- [Records supplied]:
--*--

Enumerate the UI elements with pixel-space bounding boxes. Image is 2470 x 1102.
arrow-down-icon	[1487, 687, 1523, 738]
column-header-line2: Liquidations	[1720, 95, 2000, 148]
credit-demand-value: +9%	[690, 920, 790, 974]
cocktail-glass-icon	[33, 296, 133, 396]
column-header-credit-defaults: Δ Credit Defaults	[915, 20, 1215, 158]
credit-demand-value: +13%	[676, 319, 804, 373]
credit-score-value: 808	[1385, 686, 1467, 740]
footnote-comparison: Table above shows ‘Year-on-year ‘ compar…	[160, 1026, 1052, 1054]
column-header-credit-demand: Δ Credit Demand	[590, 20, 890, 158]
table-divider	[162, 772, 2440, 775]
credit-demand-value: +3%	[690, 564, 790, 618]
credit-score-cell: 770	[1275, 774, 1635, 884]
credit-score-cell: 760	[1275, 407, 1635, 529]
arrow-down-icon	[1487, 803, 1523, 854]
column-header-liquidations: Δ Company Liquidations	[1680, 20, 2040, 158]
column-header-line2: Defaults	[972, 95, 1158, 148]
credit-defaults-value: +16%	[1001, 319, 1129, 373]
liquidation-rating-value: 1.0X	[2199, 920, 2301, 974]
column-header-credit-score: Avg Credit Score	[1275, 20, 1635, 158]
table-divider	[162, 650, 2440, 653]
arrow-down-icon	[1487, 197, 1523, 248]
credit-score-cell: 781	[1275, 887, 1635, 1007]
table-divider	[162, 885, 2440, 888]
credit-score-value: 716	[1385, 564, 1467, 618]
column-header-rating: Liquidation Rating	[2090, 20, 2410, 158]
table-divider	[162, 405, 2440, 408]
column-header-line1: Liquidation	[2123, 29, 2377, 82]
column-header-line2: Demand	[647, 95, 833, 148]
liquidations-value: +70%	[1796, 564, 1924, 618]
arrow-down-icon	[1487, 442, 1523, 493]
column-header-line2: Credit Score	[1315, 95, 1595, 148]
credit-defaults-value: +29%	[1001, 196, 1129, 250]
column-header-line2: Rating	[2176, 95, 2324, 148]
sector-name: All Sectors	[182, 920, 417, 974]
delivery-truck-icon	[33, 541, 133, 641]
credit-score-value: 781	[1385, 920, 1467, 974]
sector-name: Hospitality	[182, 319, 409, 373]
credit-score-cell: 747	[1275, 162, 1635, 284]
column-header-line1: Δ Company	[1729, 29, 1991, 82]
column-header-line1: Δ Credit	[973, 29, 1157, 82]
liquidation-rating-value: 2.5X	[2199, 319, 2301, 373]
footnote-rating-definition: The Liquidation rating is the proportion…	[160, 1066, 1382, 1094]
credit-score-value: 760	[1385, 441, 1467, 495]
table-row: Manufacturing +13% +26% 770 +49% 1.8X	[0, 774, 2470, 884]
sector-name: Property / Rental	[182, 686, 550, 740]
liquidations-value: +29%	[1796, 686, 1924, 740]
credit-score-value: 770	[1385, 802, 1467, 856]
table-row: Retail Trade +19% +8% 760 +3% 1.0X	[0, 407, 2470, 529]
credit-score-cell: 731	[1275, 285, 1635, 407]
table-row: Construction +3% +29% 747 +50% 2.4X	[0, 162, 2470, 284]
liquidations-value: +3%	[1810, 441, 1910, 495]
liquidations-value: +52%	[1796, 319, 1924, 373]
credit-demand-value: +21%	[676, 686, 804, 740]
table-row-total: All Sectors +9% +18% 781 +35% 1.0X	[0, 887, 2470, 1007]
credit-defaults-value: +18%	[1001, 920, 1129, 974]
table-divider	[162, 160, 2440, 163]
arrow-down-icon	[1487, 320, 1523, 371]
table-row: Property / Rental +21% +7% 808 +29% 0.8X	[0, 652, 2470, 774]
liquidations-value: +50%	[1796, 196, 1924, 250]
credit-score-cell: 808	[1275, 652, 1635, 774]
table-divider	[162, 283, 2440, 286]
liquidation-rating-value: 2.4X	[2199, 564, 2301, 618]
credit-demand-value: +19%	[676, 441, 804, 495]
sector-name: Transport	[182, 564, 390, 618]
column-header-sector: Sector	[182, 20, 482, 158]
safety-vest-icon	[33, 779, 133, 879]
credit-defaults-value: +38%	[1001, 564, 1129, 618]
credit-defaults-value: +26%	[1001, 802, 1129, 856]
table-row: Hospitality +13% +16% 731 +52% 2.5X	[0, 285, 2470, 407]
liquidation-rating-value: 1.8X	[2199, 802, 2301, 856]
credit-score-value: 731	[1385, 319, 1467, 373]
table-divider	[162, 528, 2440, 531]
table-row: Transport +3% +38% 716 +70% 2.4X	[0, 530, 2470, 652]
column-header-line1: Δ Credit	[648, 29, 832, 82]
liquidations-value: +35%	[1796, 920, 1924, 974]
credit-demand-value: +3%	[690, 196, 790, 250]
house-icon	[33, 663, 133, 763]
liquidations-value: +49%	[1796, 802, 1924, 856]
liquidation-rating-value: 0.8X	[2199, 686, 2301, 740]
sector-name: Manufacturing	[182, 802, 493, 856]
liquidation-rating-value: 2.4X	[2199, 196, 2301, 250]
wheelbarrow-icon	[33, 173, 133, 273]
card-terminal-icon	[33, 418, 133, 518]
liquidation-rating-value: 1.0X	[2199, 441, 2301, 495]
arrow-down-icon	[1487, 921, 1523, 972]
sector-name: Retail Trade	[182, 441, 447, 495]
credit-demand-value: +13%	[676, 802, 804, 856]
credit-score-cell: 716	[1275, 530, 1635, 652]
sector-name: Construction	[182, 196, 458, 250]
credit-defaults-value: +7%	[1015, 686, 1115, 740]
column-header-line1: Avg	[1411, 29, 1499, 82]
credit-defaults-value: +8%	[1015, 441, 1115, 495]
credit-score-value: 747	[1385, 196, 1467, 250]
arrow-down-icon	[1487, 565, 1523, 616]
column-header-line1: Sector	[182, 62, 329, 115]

--*--

- [What you should do]: Identify every line above that contains the word "Sectors" with matching case, and copy each of those lines in full.

- [The result]:
sector-name: All Sectors	[182, 920, 417, 974]
table-row-total: All Sectors +9% +18% 781 +35% 1.0X	[0, 887, 2470, 1007]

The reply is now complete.